** start Excerpted text **

The prismatic cell further includes an ending tape. The ending tape is adhered to the tail end of the separator and fixes the tail end of the separator to the outer peripheral surface of the jelly roll. The ending tape and the heat dissipation medium are offset on the outer peripheral surface of the jelly roll.

Preferably, the prismatic cell further includes a second insulating tape. The second insulating tape covers at least a portion of the first corner region of the second jelly roll in the two jelly roll assemblies.

Alternatively, the second insulating tape covers at least a portion of the second corner region of the second jelly roll in the two jelly roll assemblies.

The prismatic cell achieves a position fixed between the two jelly roll assemblies by providing the second insulating tape to at least cover the corner portions (the first corner region or the second corner region) of the second jelly roll in the two jelly roll assemblies, which avoids displacement between the jelly roll assemblies during processing and manufacturing, so as to facilitate accommodation of the jelly rolls within the shell, and also facilitate implementation of a subsequent manufacturing process (for example, connecting the electrode tabs in the two jelly roll assemblies).

Preferably, the prismatic cell further includes a second insulating tape. At least one end of the second insulating tape extends to the second corner region of the first jelly roll in at least one of the jelly roll assemblies.

The second insulating tape extends to the second corner region of the first jelly roll in the jelly roll assembly to tighten the portion of the first jelly roll in the jelly roll assembly that is not covered by the first insulating tape through the second insulating tape, so that the electrode sheets and the separator fit more closely at the corner region on that side.

Preferably, the prismatic cell further includes a second insulating tape. At least one end of the second insulating tape extends to the surface of the first insulating tape in at least one of the jelly roll assemblies.

** end Excerpted text **
** start Data lines **

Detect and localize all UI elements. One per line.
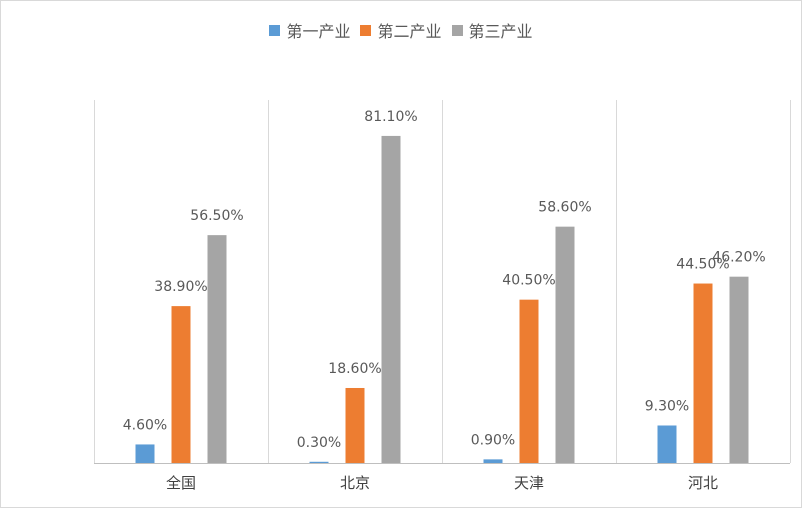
legend-item-series-1: 第一产业 (269, 18, 350, 42)
legend-swatch-series-1 (269, 24, 281, 36)
legend-swatch-series-3 (451, 24, 463, 36)
legend-item-series-3: 第三产业 (451, 18, 533, 42)
bar-河北-第三产业 (729, 276, 749, 463)
legend-item-series-2: 第二产业 (360, 18, 442, 42)
data-label-全国-第二产业: 38.90% (154, 279, 207, 295)
data-label-天津-第一产业: 0.90% (471, 432, 515, 448)
x-tick-label-0: 全国 (166, 474, 196, 492)
x-tick-label-3: 河北 (688, 474, 718, 492)
bar-全国-第一产业 (135, 444, 155, 463)
data-label-天津-第二产业: 40.50% (502, 273, 555, 289)
data-label-河北-第一产业: 9.30% (645, 398, 689, 414)
legend-label-series-1: 第一产业 (286, 22, 351, 41)
data-label-河北-第三产业: 46.20% (712, 250, 765, 266)
bar-北京-第二产业 (345, 387, 365, 463)
data-label-北京-第二产业: 18.60% (328, 361, 381, 377)
x-tick-label-2: 天津 (514, 474, 544, 492)
bar-河北-第一产业 (657, 425, 677, 463)
bar-全国-第三产业 (207, 235, 227, 463)
bar-天津-第三产业 (555, 226, 575, 463)
bar-北京-第一产业 (309, 461, 329, 463)
legend-label-series-2: 第二产业 (377, 22, 442, 41)
data-label-北京-第一产业: 0.30% (297, 435, 341, 451)
bar-北京-第三产业 (381, 135, 401, 463)
legend-label-series-3: 第三产业 (468, 22, 533, 41)
chart-legend: 第一产业 第二产业 第三产业 (0, 18, 802, 42)
data-label-全国-第三产业: 56.50% (190, 208, 243, 224)
data-label-北京-第三产业: 81.10% (364, 109, 417, 125)
bar-河北-第二产业 (693, 283, 713, 463)
data-label-天津-第三产业: 58.60% (538, 200, 591, 216)
data-label-河北-第二产业: 44.50% (676, 257, 729, 273)
bar-天津-第二产业 (519, 299, 539, 463)
bar-全国-第二产业 (171, 306, 191, 463)
data-label-全国-第一产业: 4.60% (123, 417, 167, 433)
bar-天津-第一产业 (483, 459, 503, 463)
legend-swatch-series-2 (360, 24, 372, 36)
x-tick-label-1: 北京 (340, 474, 370, 492)
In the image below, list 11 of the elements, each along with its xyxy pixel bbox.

** end Data lines **

[Given task] In the excerpt about jelly roll assemblies, what does the ending tape fix the tail end of the separator to?

[Written reply] The outer peripheral surface of the jelly roll.